Records for processing:
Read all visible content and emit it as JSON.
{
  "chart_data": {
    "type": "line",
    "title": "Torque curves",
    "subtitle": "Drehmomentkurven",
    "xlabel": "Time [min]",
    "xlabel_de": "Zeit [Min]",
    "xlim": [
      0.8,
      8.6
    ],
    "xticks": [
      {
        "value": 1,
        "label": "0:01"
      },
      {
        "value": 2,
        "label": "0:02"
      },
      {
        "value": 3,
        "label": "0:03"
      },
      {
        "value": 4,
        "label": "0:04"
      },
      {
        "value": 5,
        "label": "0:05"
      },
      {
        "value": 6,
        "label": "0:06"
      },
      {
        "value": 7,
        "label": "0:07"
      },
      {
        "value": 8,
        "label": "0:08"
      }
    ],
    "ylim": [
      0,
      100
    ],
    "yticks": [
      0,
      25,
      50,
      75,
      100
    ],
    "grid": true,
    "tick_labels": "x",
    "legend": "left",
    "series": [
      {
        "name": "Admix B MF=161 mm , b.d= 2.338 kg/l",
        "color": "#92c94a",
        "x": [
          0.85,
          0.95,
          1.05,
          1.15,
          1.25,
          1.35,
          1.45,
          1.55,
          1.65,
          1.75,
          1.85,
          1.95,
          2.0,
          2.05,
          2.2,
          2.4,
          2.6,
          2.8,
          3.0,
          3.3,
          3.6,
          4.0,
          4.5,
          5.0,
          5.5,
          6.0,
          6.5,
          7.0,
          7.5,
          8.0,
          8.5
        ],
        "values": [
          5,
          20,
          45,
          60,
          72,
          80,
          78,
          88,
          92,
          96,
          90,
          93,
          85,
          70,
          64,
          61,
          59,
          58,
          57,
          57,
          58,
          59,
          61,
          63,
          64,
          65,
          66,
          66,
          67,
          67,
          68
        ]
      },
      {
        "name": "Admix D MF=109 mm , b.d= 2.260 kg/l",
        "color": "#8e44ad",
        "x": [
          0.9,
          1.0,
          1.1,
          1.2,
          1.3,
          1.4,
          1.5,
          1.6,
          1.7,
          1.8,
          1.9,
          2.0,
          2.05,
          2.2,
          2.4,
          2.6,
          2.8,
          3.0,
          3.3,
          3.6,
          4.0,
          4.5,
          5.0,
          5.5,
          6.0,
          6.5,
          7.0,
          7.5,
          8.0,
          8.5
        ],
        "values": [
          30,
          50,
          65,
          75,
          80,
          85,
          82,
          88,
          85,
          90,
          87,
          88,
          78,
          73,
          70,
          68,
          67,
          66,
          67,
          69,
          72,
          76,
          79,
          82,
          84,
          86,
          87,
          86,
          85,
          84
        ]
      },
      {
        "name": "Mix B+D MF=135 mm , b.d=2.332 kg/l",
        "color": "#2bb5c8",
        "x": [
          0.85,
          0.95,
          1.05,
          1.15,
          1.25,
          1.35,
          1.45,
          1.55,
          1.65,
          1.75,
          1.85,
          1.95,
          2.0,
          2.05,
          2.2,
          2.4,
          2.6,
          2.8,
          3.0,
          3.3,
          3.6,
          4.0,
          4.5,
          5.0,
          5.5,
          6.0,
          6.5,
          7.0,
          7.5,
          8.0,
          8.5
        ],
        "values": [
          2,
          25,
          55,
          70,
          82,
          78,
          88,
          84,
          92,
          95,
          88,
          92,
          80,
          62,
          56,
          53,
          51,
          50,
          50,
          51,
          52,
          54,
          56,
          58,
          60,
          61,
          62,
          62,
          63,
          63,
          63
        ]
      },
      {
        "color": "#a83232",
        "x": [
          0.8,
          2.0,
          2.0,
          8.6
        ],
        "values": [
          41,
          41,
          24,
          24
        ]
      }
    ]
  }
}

Work required: Identify the lines of the entries containing the string "name". Copy each such line.

Result:
        "name": "Admix B MF=161 mm , b.d= 2.338 kg/l",
        "name": "Admix D MF=109 mm , b.d= 2.260 kg/l",
        "name": "Mix B+D MF=135 mm , b.d=2.332 kg/l",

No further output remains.